**SET EXERCISE**
Please copy out all of the material below, word for word and line by line.

**EXERCISE MATERIAL**
________________________________________

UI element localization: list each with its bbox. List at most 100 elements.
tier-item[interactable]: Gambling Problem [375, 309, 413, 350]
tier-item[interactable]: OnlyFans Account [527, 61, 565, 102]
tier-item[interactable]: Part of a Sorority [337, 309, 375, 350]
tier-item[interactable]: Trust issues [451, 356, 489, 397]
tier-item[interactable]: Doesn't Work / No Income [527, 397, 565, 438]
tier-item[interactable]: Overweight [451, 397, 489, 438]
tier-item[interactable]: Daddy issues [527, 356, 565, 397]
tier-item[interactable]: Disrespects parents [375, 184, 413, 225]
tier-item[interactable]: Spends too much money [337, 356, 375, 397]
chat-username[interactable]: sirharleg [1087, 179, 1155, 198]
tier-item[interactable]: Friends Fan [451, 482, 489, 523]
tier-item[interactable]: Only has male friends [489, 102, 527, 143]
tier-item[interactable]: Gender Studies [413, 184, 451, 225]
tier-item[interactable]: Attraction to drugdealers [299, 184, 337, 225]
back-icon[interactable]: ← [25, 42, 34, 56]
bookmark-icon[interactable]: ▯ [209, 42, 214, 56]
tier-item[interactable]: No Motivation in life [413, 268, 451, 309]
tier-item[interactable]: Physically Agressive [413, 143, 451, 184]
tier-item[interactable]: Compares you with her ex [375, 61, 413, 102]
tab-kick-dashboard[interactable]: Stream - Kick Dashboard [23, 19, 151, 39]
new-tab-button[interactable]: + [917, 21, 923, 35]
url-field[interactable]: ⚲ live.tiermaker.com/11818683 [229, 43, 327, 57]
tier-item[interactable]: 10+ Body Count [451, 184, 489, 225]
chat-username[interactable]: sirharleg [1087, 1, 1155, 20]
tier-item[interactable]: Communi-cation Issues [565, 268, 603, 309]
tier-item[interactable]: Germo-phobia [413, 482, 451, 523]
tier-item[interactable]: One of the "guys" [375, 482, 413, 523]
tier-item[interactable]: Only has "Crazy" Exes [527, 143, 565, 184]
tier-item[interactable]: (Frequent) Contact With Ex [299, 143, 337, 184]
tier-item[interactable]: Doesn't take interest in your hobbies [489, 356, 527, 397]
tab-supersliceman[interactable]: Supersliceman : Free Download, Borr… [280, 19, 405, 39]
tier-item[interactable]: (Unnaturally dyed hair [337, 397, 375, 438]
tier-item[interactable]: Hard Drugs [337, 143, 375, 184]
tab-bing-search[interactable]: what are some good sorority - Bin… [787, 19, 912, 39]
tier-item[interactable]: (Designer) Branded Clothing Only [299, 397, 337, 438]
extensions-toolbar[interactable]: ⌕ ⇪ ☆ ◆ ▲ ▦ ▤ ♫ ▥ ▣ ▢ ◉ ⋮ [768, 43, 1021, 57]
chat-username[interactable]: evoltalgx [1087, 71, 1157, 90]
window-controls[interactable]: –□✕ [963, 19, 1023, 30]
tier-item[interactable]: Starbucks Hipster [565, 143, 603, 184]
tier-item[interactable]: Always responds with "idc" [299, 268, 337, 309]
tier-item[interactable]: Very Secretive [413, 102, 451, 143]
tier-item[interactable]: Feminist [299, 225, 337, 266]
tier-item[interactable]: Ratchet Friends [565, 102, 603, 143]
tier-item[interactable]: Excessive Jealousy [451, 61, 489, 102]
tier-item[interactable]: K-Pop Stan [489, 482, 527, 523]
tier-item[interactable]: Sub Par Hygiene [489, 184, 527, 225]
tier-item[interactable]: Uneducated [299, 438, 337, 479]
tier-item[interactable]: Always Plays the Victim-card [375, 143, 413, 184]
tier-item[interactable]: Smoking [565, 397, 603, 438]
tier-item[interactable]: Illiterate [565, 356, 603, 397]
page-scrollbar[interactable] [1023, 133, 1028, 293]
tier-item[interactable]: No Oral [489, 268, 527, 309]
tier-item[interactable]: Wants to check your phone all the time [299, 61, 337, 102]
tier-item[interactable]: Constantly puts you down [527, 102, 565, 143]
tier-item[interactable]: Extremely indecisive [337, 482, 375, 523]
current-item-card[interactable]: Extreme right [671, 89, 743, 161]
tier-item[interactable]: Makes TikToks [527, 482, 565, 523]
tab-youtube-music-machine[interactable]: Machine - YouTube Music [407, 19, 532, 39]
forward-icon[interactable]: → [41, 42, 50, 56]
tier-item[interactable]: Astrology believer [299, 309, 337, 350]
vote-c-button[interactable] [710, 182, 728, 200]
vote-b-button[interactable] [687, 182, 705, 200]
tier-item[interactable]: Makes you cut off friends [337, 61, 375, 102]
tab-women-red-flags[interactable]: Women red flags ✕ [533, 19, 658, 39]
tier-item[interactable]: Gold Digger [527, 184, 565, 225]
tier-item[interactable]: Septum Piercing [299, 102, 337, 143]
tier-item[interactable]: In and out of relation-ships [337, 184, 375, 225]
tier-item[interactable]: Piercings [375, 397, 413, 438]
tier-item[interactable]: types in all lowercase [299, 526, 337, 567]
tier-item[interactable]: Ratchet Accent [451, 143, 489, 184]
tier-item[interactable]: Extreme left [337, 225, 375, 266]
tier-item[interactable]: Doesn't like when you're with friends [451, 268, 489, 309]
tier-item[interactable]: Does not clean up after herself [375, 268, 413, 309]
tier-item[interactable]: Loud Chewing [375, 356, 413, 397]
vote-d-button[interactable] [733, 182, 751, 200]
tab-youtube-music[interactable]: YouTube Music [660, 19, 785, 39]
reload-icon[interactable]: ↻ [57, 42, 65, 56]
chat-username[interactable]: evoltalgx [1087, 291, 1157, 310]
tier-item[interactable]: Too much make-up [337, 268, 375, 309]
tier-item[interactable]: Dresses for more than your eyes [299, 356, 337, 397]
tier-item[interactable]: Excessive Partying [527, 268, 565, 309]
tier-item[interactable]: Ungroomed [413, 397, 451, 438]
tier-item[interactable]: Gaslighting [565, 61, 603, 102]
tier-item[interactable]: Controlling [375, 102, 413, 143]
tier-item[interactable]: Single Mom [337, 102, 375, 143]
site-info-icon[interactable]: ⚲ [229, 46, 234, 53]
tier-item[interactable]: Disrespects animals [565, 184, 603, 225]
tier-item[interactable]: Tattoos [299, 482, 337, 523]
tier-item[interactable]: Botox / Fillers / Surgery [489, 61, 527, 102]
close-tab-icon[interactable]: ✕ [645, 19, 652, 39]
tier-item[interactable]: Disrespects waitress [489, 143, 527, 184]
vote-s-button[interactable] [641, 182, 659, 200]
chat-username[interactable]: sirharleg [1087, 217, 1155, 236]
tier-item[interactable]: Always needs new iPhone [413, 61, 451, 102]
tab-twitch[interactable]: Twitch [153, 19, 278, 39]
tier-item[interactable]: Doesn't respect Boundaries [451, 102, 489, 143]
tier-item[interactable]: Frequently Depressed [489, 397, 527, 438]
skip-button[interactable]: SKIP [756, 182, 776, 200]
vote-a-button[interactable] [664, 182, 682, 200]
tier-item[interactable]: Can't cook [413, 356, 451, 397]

________________________________________

**WRITTEN RESPONSE**
UI element localization: list each with its bbox. List at most 100 elements.
tier-item[interactable]: Gambling Problem [375, 309, 413, 350]
tier-item[interactable]: OnlyFans Account [527, 61, 565, 102]
tier-item[interactable]: Part of a Sorority [337, 309, 375, 350]
tier-item[interactable]: Trust issues [451, 356, 489, 397]
tier-item[interactable]: Doesn't Work / No Income [527, 397, 565, 438]
tier-item[interactable]: Overweight [451, 397, 489, 438]
tier-item[interactable]: Daddy issues [527, 356, 565, 397]
tier-item[interactable]: Disrespects parents [375, 184, 413, 225]
tier-item[interactable]: Spends too much money [337, 356, 375, 397]
chat-username[interactable]: sirharleg [1087, 179, 1155, 198]
tier-item[interactable]: Friends Fan [451, 482, 489, 523]
tier-item[interactable]: Only has male friends [489, 102, 527, 143]
tier-item[interactable]: Gender Studies [413, 184, 451, 225]
tier-item[interactable]: Attraction to drugdealers [299, 184, 337, 225]
back-icon[interactable]: ← [25, 42, 34, 56]
bookmark-icon[interactable]: ▯ [209, 42, 214, 56]
tier-item[interactable]: No Motivation in life [413, 268, 451, 309]
tier-item[interactable]: Physically Agressive [413, 143, 451, 184]
tier-item[interactable]: Compares you with her ex [375, 61, 413, 102]
tab-kick-dashboard[interactable]: Stream - Kick Dashboard [23, 19, 151, 39]
new-tab-button[interactable]: + [917, 21, 923, 35]
url-field[interactable]: ⚲ live.tiermaker.com/11818683 [229, 43, 327, 57]
tier-item[interactable]: 10+ Body Count [451, 184, 489, 225]
chat-username[interactable]: sirharleg [1087, 1, 1155, 20]
tier-item[interactable]: Communi-cation Issues [565, 268, 603, 309]
tier-item[interactable]: Germo-phobia [413, 482, 451, 523]
tier-item[interactable]: One of the "guys" [375, 482, 413, 523]
tier-item[interactable]: Only has "Crazy" Exes [527, 143, 565, 184]
tier-item[interactable]: (Frequent) Contact With Ex [299, 143, 337, 184]
tier-item[interactable]: Doesn't take interest in your hobbies [489, 356, 527, 397]
tab-supersliceman[interactable]: Supersliceman : Free Download, Borr… [280, 19, 405, 39]
tier-item[interactable]: (Unnaturally dyed hair [337, 397, 375, 438]
tier-item[interactable]: Hard Drugs [337, 143, 375, 184]
tab-bing-search[interactable]: what are some good sorority - Bin… [787, 19, 912, 39]
tier-item[interactable]: (Designer) Branded Clothing Only [299, 397, 337, 438]
extensions-toolbar[interactable]: ⌕ ⇪ ☆ ◆ ▲ ▦ ▤ ♫ ▥ ▣ ▢ ◉ ⋮ [768, 43, 1021, 57]
chat-username[interactable]: evoltalgx [1087, 71, 1157, 90]
window-controls[interactable]: –□✕ [963, 19, 1023, 30]
tier-item[interactable]: Starbucks Hipster [565, 143, 603, 184]
tier-item[interactable]: Always responds with "idc" [299, 268, 337, 309]
tier-item[interactable]: Very Secretive [413, 102, 451, 143]
tier-item[interactable]: Feminist [299, 225, 337, 266]
tier-item[interactable]: Ratchet Friends [565, 102, 603, 143]
tier-item[interactable]: Excessive Jealousy [451, 61, 489, 102]
tier-item[interactable]: K-Pop Stan [489, 482, 527, 523]
tier-item[interactable]: Sub Par Hygiene [489, 184, 527, 225]
tier-item[interactable]: Uneducated [299, 438, 337, 479]
tier-item[interactable]: Always Plays the Victim-card [375, 143, 413, 184]
tier-item[interactable]: Smoking [565, 397, 603, 438]
tier-item[interactable]: Illiterate [565, 356, 603, 397]
page-scrollbar[interactable] [1023, 133, 1028, 293]
tier-item[interactable]: No Oral [489, 268, 527, 309]
tier-item[interactable]: Wants to check your phone all the time [299, 61, 337, 102]
tier-item[interactable]: Constantly puts you down [527, 102, 565, 143]
tier-item[interactable]: Extremely indecisive [337, 482, 375, 523]
current-item-card[interactable]: Extreme right [671, 89, 743, 161]
tier-item[interactable]: Makes TikToks [527, 482, 565, 523]
tab-youtube-music-machine[interactable]: Machine - YouTube Music [407, 19, 532, 39]
forward-icon[interactable]: → [41, 42, 50, 56]
tier-item[interactable]: Astrology believer [299, 309, 337, 350]
vote-c-button[interactable] [710, 182, 728, 200]
vote-b-button[interactable] [687, 182, 705, 200]
tier-item[interactable]: Makes you cut off friends [337, 61, 375, 102]
tab-women-red-flags[interactable]: Women red flags ✕ [533, 19, 658, 39]
tier-item[interactable]: Gold Digger [527, 184, 565, 225]
tier-item[interactable]: Septum Piercing [299, 102, 337, 143]
tier-item[interactable]: In and out of relation-ships [337, 184, 375, 225]
tier-item[interactable]: Piercings [375, 397, 413, 438]
tier-item[interactable]: types in all lowercase [299, 526, 337, 567]
tier-item[interactable]: Ratchet Accent [451, 143, 489, 184]
tier-item[interactable]: Extreme left [337, 225, 375, 266]
tier-item[interactable]: Doesn't like when you're with friends [451, 268, 489, 309]
tier-item[interactable]: Does not clean up after herself [375, 268, 413, 309]
tier-item[interactable]: Loud Chewing [375, 356, 413, 397]
vote-d-button[interactable] [733, 182, 751, 200]
tab-youtube-music[interactable]: YouTube Music [660, 19, 785, 39]
reload-icon[interactable]: ↻ [57, 42, 65, 56]
chat-username[interactable]: evoltalgx [1087, 291, 1157, 310]
tier-item[interactable]: Too much make-up [337, 268, 375, 309]
tier-item[interactable]: Dresses for more than your eyes [299, 356, 337, 397]
tier-item[interactable]: Excessive Partying [527, 268, 565, 309]
tier-item[interactable]: Ungroomed [413, 397, 451, 438]
tier-item[interactable]: Gaslighting [565, 61, 603, 102]
tier-item[interactable]: Controlling [375, 102, 413, 143]
tier-item[interactable]: Single Mom [337, 102, 375, 143]
site-info-icon[interactable]: ⚲ [229, 46, 234, 53]
tier-item[interactable]: Disrespects animals [565, 184, 603, 225]
tier-item[interactable]: Tattoos [299, 482, 337, 523]
tier-item[interactable]: Botox / Fillers / Surgery [489, 61, 527, 102]
close-tab-icon[interactable]: ✕ [645, 19, 652, 39]
tier-item[interactable]: Disrespects waitress [489, 143, 527, 184]
vote-s-button[interactable] [641, 182, 659, 200]
chat-username[interactable]: sirharleg [1087, 217, 1155, 236]
tier-item[interactable]: Always needs new iPhone [413, 61, 451, 102]
tab-twitch[interactable]: Twitch [153, 19, 278, 39]
tier-item[interactable]: Doesn't respect Boundaries [451, 102, 489, 143]
tier-item[interactable]: Frequently Depressed [489, 397, 527, 438]
skip-button[interactable]: SKIP [756, 182, 776, 200]
vote-a-button[interactable] [664, 182, 682, 200]
tier-item[interactable]: Can't cook [413, 356, 451, 397]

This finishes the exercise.